Hopes that a recent tenuous peace deal and cease-fire would pacify Mali’s restive, separatist-minded north have diminished as rival ethnic factions clashed in the town of Menaka on Monday; other fighters of the Tuareg ethnic group attacked government forces in the town of Léré on Wednesday; separatists attacked the town of Goundam; and United Nations vehicles were fired on in Timbuktu. The attacks resulted in the deaths of at least nine soldiers and several civilians.

Months of laborious negotiations in Algiers between the government and northern rebels produced a peace deal on March 1, but that is now in danger, diplomats say. Mongi Hamdi, the top representative of the United Nations in Mali — the agency maintains a peacekeeping operation of more than 10,000 soldiers in the country — called the episodes “extremely worrying because they are putting the peace process in jeopardy.”

Mali’s largely desert north is home to less than 10 percent of its population of 15 million but most of its problems. Separatist movements and lawlessness have characterized the region — neglected by the weak central government in the distant capital, Bamako — since the country’s independence from France. It was from the north that a Tuareg-jihadist rebellion emerged in early 2012, inflicting defeat upon defeat on the corruption-ridden army. The rebels eventually overran the entire region, imposing a harsh Qaeda-linked version of Islamic law that included amputations and execution by stoning.

With Mali’s army in collapse, the rebels were pushed out by French and Chadian troops in the first months of 2013, and elections that summer produced a shaky democratic government run by Ibrahim Boubacar Keita, a former prime minister and foreign minister who had been touched by allegations of lavish, questionable spending in an old inquiry. The north was unpacified and neighboring Algeria — its security threatened by the turmoil on its borders — forced through peace negotiations between the listless government in Bamako and rebel factions, culminating in the March 1 deal.

The agreement proved shaky from the start as one of the main rebel groups, known as the C.M.A. or Coordination for the Movements of Azawad — the name by which the Tuareg call the north — had refused to sign off with a May 15 deadline and a ceremony in Bamako looming. The C.M.A. demands even greater autonomy and political recognition for the northern region than was granted under the Algiers agreement.

Now, with the north overrun by armed factions, and still preyed on by jihadists ostensibly defeated in the 2013 French military operation, Mali risks the same sort of disintegration it faced three years ago when Islamists overran much of it.

* **Extracted records**
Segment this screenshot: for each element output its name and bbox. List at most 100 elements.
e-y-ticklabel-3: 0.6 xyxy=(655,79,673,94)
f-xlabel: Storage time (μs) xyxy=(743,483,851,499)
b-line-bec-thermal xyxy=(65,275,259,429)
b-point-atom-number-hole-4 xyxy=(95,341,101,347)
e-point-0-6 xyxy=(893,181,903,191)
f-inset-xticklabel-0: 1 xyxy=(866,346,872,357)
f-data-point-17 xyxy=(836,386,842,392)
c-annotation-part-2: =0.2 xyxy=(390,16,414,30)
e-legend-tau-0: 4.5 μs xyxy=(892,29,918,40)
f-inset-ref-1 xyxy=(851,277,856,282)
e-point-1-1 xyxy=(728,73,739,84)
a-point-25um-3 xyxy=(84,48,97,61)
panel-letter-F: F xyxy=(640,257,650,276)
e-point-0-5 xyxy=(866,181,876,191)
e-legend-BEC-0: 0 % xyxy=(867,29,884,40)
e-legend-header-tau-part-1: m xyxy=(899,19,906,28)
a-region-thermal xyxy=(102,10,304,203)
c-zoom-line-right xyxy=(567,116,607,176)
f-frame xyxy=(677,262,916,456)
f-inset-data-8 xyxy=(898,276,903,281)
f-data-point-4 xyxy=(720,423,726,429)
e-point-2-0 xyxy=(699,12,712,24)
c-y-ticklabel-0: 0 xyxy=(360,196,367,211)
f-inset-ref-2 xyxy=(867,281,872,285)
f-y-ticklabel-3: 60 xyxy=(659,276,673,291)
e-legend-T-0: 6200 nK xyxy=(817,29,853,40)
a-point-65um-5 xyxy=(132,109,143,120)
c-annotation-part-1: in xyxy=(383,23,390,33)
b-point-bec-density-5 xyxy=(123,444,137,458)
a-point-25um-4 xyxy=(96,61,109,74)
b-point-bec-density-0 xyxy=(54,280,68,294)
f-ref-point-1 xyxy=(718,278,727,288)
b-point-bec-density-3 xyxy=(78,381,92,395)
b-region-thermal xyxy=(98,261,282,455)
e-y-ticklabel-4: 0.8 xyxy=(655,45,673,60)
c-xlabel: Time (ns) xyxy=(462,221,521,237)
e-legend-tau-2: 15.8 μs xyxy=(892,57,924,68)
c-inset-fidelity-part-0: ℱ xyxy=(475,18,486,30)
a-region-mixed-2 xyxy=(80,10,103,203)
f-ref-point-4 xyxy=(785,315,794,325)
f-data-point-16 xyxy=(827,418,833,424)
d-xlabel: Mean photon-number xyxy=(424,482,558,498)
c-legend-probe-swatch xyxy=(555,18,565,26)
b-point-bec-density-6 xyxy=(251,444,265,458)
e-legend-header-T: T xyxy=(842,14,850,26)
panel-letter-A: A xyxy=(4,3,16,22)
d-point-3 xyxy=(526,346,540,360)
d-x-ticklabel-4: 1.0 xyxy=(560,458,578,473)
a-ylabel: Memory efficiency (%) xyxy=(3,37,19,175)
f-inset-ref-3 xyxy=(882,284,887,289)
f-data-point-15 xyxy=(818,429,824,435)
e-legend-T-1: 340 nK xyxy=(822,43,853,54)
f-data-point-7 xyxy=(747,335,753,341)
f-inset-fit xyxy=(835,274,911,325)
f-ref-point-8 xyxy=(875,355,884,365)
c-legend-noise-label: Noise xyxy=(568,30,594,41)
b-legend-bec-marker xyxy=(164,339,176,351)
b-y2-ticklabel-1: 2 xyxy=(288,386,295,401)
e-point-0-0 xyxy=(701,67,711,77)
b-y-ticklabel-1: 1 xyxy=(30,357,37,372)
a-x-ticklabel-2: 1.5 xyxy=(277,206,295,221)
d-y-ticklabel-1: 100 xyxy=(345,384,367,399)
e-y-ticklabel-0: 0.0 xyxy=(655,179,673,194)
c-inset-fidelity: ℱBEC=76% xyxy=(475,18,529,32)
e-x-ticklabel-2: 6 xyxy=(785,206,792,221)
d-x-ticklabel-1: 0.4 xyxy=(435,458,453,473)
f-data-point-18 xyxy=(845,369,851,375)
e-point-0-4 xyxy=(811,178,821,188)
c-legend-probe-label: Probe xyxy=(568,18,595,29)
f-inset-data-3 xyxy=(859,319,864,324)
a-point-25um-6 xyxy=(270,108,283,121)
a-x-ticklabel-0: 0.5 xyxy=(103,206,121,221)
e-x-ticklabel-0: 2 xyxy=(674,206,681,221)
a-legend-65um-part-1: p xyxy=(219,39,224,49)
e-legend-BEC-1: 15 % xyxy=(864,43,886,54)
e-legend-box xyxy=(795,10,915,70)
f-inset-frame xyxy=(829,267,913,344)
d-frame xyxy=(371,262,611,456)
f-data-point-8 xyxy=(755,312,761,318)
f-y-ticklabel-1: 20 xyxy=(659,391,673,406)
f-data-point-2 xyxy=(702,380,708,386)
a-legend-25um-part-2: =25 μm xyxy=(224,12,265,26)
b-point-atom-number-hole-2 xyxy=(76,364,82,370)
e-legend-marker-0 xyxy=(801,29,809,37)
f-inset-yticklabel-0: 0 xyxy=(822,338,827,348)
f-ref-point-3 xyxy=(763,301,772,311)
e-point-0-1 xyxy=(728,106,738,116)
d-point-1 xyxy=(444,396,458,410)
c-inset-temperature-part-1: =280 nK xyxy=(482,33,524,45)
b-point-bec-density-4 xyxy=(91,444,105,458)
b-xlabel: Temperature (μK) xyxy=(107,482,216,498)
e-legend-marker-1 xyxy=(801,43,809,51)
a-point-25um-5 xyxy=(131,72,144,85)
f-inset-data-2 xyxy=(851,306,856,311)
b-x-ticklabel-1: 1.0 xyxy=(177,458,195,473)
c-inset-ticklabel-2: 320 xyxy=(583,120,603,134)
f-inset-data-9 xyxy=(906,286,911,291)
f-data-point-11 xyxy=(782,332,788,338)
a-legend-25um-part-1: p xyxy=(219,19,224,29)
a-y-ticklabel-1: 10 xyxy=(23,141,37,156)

* * *

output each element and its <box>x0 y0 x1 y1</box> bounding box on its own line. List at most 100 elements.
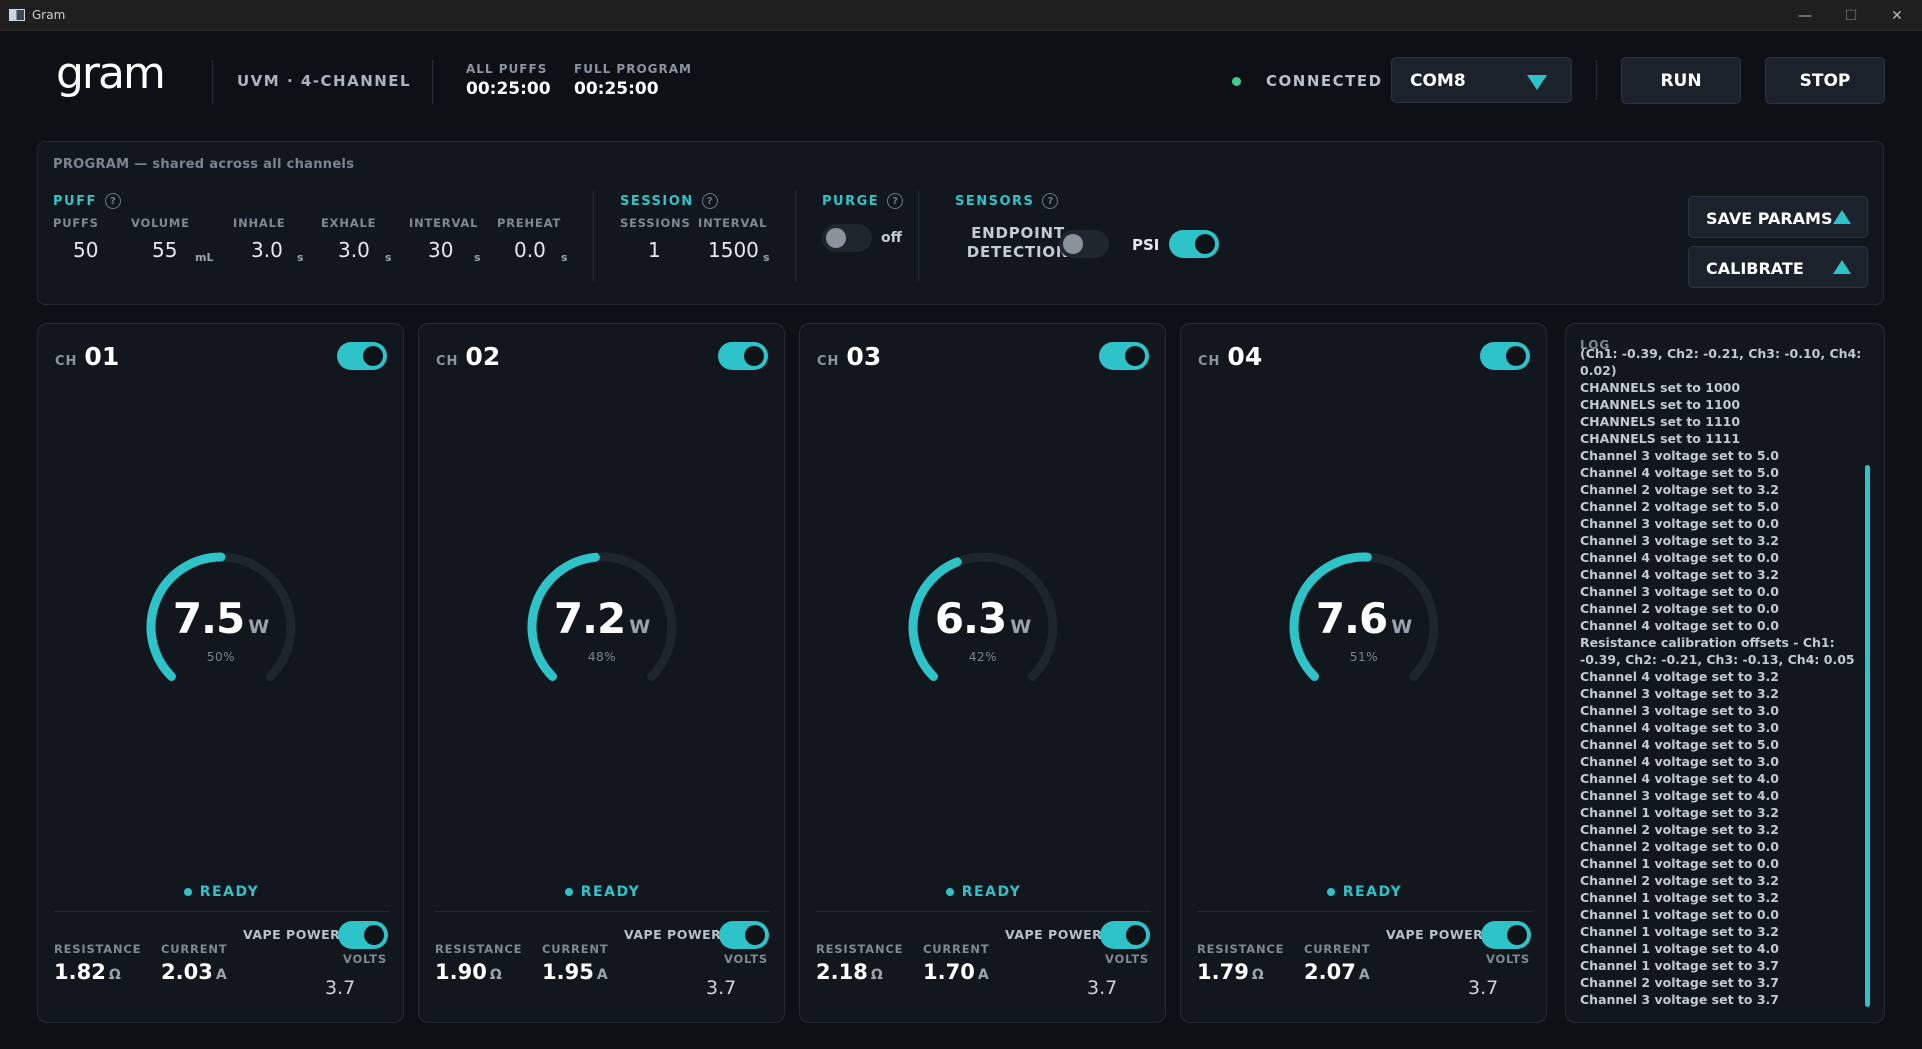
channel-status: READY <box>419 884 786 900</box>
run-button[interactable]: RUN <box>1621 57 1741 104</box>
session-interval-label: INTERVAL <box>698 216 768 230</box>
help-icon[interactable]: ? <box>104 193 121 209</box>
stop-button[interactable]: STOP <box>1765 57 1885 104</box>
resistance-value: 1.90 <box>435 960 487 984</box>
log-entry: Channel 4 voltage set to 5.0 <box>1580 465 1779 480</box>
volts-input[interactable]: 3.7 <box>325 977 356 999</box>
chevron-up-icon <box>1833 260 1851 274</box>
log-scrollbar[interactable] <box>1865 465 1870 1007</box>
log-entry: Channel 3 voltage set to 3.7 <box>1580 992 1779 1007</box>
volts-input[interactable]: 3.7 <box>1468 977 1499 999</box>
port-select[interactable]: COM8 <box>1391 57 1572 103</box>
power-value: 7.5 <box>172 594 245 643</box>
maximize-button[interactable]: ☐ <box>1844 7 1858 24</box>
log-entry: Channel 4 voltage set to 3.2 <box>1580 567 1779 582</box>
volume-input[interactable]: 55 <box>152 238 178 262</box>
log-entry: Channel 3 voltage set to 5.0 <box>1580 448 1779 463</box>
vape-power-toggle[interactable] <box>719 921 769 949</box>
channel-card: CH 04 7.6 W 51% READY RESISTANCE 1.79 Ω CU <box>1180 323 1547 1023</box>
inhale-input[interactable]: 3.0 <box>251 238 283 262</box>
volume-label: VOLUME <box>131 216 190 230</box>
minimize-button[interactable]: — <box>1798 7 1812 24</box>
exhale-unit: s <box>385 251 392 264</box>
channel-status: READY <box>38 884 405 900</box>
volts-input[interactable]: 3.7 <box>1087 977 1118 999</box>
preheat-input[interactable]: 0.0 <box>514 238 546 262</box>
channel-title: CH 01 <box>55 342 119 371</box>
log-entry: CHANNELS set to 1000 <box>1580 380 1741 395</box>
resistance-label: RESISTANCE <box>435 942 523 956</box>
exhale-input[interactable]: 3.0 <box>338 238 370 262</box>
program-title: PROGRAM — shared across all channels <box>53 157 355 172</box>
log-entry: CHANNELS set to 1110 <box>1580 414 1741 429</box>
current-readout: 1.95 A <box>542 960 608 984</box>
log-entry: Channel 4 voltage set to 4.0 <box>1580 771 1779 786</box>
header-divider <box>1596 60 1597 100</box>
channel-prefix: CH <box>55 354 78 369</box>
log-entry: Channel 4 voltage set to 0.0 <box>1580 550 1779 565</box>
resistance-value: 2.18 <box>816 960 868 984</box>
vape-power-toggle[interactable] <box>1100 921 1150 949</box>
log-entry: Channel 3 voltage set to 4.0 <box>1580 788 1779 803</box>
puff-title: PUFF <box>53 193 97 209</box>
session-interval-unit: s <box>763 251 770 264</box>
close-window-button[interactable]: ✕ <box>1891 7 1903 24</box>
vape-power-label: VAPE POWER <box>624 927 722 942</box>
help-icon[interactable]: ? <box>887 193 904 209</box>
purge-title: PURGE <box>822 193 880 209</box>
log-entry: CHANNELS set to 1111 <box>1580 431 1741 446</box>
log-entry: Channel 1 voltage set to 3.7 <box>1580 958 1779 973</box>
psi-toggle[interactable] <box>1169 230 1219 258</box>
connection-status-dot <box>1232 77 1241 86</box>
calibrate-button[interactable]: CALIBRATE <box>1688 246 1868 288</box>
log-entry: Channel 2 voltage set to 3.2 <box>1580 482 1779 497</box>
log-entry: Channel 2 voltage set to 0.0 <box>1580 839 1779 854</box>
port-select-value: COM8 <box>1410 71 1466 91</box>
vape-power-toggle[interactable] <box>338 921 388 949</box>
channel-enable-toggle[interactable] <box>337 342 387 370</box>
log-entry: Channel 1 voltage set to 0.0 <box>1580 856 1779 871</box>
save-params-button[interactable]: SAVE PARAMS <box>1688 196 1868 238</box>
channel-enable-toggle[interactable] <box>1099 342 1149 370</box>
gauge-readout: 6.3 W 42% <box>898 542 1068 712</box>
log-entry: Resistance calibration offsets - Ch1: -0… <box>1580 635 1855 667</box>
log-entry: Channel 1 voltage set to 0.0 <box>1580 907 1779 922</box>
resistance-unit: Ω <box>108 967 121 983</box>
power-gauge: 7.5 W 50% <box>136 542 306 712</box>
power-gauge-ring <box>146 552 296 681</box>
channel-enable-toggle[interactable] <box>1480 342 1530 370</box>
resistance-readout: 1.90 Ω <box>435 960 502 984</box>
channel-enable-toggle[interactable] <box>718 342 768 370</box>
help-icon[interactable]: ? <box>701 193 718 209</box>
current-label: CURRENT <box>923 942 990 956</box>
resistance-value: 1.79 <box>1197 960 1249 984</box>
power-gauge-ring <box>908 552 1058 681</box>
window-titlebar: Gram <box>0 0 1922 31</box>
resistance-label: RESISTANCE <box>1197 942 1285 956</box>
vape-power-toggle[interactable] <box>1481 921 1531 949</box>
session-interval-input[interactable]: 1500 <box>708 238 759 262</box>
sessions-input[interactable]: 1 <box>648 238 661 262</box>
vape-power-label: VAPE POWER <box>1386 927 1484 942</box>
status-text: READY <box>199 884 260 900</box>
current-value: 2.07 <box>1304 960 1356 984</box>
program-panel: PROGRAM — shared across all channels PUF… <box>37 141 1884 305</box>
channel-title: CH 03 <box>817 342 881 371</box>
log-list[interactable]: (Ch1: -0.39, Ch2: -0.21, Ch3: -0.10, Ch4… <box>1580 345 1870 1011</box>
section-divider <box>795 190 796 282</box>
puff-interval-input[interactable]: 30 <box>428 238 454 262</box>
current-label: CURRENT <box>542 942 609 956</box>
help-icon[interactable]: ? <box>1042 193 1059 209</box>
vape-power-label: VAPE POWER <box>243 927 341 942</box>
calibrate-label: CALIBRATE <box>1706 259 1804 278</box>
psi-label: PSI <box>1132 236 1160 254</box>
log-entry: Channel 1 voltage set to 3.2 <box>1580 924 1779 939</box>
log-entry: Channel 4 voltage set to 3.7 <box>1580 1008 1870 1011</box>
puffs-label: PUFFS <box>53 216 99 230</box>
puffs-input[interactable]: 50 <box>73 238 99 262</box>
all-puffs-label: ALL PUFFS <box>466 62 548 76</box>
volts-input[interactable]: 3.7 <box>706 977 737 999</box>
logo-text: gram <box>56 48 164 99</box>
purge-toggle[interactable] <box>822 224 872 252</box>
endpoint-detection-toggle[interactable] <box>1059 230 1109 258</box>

==

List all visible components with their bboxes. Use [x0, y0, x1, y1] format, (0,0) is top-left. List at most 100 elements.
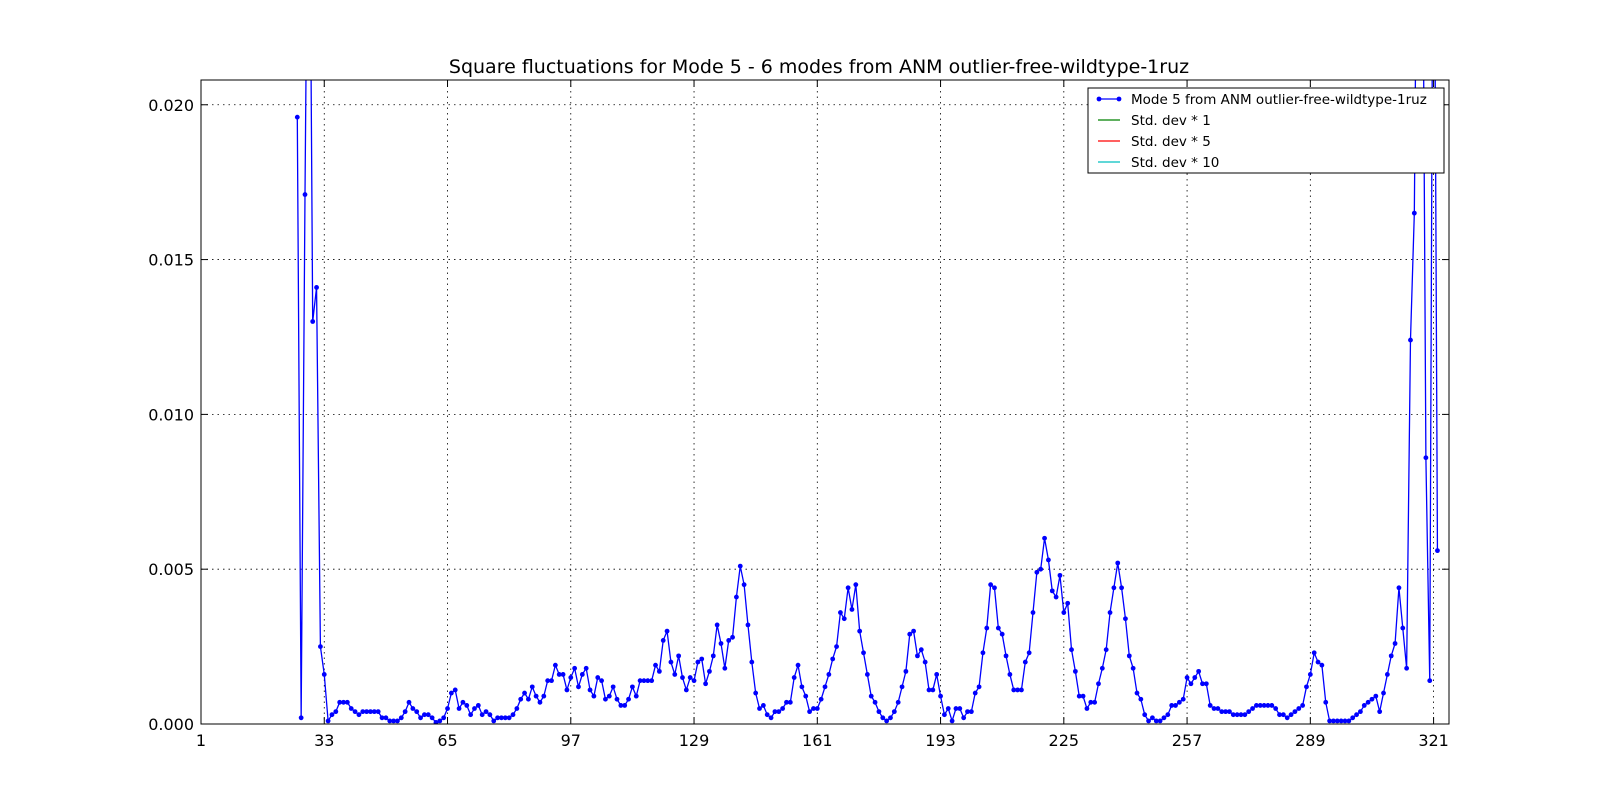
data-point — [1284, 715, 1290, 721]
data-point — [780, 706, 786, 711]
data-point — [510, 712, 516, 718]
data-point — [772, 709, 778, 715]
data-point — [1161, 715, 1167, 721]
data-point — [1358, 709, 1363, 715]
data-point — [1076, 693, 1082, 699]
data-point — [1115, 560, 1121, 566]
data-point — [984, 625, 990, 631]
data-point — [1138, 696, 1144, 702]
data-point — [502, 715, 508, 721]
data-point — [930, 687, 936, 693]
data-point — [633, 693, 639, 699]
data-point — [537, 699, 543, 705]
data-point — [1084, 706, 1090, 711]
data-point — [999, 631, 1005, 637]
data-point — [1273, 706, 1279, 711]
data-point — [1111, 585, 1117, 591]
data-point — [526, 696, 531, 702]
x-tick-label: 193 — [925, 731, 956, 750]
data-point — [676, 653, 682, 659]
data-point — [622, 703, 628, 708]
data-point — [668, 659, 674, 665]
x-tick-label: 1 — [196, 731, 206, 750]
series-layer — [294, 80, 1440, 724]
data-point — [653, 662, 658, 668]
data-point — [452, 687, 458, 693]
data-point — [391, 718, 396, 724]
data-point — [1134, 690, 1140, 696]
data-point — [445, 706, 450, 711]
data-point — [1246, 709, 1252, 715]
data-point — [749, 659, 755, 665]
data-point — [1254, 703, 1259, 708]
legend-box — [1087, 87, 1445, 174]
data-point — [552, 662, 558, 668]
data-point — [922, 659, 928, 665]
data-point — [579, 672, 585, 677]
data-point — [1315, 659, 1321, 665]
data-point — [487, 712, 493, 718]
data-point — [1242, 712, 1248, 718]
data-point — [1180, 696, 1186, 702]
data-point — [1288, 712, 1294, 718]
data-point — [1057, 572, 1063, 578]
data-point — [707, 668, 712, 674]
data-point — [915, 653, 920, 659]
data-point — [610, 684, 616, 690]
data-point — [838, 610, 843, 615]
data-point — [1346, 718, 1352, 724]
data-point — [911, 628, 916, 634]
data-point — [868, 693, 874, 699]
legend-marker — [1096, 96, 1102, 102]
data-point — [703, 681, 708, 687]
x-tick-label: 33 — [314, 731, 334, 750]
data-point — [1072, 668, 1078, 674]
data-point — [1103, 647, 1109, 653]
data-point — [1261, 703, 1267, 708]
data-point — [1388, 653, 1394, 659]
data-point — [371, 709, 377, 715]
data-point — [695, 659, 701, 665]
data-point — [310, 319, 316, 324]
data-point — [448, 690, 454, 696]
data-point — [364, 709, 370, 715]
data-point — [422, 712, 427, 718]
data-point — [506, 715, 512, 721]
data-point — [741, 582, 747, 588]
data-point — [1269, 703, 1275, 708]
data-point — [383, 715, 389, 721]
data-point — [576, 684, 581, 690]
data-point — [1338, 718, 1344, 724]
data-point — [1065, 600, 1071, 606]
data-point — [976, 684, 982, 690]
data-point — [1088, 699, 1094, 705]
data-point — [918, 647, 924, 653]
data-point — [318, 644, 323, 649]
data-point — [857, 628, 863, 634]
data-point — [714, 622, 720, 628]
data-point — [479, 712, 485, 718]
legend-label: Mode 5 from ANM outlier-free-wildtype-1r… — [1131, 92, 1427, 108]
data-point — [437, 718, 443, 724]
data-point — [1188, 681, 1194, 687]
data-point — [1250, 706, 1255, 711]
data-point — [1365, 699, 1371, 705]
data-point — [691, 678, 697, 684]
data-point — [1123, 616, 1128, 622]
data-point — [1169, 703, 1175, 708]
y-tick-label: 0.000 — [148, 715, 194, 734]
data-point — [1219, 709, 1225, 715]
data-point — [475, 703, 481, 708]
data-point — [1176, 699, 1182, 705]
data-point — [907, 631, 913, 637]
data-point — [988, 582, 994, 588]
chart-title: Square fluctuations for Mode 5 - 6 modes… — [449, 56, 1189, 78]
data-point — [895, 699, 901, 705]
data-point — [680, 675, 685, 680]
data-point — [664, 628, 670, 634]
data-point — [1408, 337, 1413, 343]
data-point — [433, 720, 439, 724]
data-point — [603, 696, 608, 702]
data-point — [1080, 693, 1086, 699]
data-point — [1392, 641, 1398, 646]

* **Stated goal**
Answer these questions from the text on Mali above:
1. In which city were the negotiations held that led to the March 1 peace deal?
2. What share of Mali's population lives in the north?
3. Whose troops pushed the rebels out in the first months of 2013?

* **Problem solution**
1. Algiers
2. Less than 10 percent
3. French and Chadian troops